### [EXERCISE DATA]

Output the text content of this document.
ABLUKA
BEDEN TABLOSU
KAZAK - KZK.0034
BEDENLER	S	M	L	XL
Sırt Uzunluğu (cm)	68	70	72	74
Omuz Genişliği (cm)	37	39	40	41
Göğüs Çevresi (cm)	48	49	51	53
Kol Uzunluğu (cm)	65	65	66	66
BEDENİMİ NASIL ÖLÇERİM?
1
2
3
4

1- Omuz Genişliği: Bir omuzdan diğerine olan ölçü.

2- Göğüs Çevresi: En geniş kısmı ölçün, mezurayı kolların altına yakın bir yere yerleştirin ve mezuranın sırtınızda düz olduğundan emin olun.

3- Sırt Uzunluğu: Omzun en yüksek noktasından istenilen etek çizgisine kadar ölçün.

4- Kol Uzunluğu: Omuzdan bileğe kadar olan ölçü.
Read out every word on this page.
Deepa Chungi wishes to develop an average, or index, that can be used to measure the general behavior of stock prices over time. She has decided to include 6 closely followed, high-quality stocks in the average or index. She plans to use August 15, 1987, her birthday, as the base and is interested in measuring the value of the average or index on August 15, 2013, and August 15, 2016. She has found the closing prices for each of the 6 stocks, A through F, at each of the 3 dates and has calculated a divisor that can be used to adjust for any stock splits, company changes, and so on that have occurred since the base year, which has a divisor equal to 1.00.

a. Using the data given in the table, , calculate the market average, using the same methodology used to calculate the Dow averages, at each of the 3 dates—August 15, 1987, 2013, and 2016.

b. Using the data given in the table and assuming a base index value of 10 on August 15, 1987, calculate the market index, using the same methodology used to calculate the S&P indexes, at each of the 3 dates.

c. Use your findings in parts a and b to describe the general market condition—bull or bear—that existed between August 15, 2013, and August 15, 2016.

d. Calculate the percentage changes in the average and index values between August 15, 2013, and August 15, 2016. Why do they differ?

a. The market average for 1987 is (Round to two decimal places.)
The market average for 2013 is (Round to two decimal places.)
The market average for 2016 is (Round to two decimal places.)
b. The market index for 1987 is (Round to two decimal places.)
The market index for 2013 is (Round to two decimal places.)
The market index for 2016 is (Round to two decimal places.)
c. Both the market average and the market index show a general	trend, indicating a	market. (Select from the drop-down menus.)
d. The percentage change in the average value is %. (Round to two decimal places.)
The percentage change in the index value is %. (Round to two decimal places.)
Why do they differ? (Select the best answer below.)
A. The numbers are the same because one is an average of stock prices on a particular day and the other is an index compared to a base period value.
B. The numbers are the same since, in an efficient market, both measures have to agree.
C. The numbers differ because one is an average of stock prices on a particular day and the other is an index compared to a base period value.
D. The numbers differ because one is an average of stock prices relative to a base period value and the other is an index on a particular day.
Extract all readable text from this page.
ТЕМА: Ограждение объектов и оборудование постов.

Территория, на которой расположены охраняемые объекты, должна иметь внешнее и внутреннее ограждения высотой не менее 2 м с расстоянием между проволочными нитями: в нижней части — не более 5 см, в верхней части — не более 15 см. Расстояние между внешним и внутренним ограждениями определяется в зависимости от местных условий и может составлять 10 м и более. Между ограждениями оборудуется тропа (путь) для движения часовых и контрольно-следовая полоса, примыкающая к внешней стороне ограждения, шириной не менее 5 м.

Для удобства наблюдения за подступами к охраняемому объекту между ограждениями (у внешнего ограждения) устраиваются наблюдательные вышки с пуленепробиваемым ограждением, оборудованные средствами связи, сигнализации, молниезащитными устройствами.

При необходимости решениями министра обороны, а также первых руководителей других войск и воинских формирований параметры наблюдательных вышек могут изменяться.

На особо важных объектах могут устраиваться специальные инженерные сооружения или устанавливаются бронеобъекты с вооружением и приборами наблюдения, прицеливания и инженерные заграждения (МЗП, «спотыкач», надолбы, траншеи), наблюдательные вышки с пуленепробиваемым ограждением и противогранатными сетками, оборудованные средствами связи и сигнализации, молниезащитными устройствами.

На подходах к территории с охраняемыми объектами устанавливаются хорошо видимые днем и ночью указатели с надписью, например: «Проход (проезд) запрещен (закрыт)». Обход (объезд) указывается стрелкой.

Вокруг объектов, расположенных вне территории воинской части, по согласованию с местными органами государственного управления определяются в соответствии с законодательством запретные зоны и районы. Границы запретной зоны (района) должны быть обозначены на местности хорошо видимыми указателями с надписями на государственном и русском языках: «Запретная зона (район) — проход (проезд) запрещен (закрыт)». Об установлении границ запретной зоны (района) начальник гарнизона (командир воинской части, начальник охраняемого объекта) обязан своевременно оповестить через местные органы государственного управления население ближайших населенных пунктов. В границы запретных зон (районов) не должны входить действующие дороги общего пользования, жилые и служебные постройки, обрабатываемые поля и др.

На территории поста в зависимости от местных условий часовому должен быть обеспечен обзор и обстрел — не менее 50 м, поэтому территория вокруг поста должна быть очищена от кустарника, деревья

### [DIRECTIONS FOR THIS TASK]
Set down every line of the listing above again, exactly as given.

### [REPLY]
Output the text content of this document.
ABLUKA
BEDEN TABLOSU
KAZAK - KZK.0034
BEDENLER	S	M	L	XL
Sırt Uzunluğu (cm)	68	70	72	74
Omuz Genişliği (cm)	37	39	40	41
Göğüs Çevresi (cm)	48	49	51	53
Kol Uzunluğu (cm)	65	65	66	66
BEDENİMİ NASIL ÖLÇERİM?
1
2
3
4

1- Omuz Genişliği: Bir omuzdan diğerine olan ölçü.

2- Göğüs Çevresi: En geniş kısmı ölçün, mezurayı kolların altına yakın bir yere yerleştirin ve mezuranın sırtınızda düz olduğundan emin olun.

3- Sırt Uzunluğu: Omzun en yüksek noktasından istenilen etek çizgisine kadar ölçün.

4- Kol Uzunluğu: Omuzdan bileğe kadar olan ölçü.
Read out every word on this page.
Deepa Chungi wishes to develop an average, or index, that can be used to measure the general behavior of stock prices over time. She has decided to include 6 closely followed, high-quality stocks in the average or index. She plans to use August 15, 1987, her birthday, as the base and is interested in measuring the value of the average or index on August 15, 2013, and August 15, 2016. She has found the closing prices for each of the 6 stocks, A through F, at each of the 3 dates and has calculated a divisor that can be used to adjust for any stock splits, company changes, and so on that have occurred since the base year, which has a divisor equal to 1.00.

a. Using the data given in the table, , calculate the market average, using the same methodology used to calculate the Dow averages, at each of the 3 dates—August 15, 1987, 2013, and 2016.

b. Using the data given in the table and assuming a base index value of 10 on August 15, 1987, calculate the market index, using the same methodology used to calculate the S&P indexes, at each of the 3 dates.

c. Use your findings in parts a and b to describe the general market condition—bull or bear—that existed between August 15, 2013, and August 15, 2016.

d. Calculate the percentage changes in the average and index values between August 15, 2013, and August 15, 2016. Why do they differ?

a. The market average for 1987 is (Round to two decimal places.)
The market average for 2013 is (Round to two decimal places.)
The market average for 2016 is (Round to two decimal places.)
b. The market index for 1987 is (Round to two decimal places.)
The market index for 2013 is (Round to two decimal places.)
The market index for 2016 is (Round to two decimal places.)
c. Both the market average and the market index show a general	trend, indicating a	market. (Select from the drop-down menus.)
d. The percentage change in the average value is %. (Round to two decimal places.)
The percentage change in the index value is %. (Round to two decimal places.)
Why do they differ? (Select the best answer below.)
A. The numbers are the same because one is an average of stock prices on a particular day and the other is an index compared to a base period value.
B. The numbers are the same since, in an efficient market, both measures have to agree.
C. The numbers differ because one is an average of stock prices on a particular day and the other is an index compared to a base period value.
D. The numbers differ because one is an average of stock prices relative to a base period value and the other is an index on a particular day.
Extract all readable text from this page.
ТЕМА: Ограждение объектов и оборудование постов.

Территория, на которой расположены охраняемые объекты, должна иметь внешнее и внутреннее ограждения высотой не менее 2 м с расстоянием между проволочными нитями: в нижней части — не более 5 см, в верхней части — не более 15 см. Расстояние между внешним и внутренним ограждениями определяется в зависимости от местных условий и может составлять 10 м и более. Между ограждениями оборудуется тропа (путь) для движения часовых и контрольно-следовая полоса, примыкающая к внешней стороне ограждения, шириной не менее 5 м.

Для удобства наблюдения за подступами к охраняемому объекту между ограждениями (у внешнего ограждения) устраиваются наблюдательные вышки с пуленепробиваемым ограждением, оборудованные средствами связи, сигнализации, молниезащитными устройствами.

При необходимости решениями министра обороны, а также первых руководителей других войск и воинских формирований параметры наблюдательных вышек могут изменяться.

На особо важных объектах могут устраиваться специальные инженерные сооружения или устанавливаются бронеобъекты с вооружением и приборами наблюдения, прицеливания и инженерные заграждения (МЗП, «спотыкач», надолбы, траншеи), наблюдательные вышки с пуленепробиваемым ограждением и противогранатными сетками, оборудованные средствами связи и сигнализации, молниезащитными устройствами.

На подходах к территории с охраняемыми объектами устанавливаются хорошо видимые днем и ночью указатели с надписью, например: «Проход (проезд) запрещен (закрыт)». Обход (объезд) указывается стрелкой.

Вокруг объектов, расположенных вне территории воинской части, по согласованию с местными органами государственного управления определяются в соответствии с законодательством запретные зоны и районы. Границы запретной зоны (района) должны быть обозначены на местности хорошо видимыми указателями с надписями на государственном и русском языках: «Запретная зона (район) — проход (проезд) запрещен (закрыт)». Об установлении границ запретной зоны (района) начальник гарнизона (командир воинской части, начальник охраняемого объекта) обязан своевременно оповестить через местные органы государственного управления население ближайших населенных пунктов. В границы запретных зон (районов) не должны входить действующие дороги общего пользования, жилые и служебные постройки, обрабатываемые поля и др.

На территории поста в зависимости от местных условий часовому должен быть обеспечен обзор и обстрел — не менее 50 м, поэтому территория вокруг поста должна быть очищена от кустарника, деревья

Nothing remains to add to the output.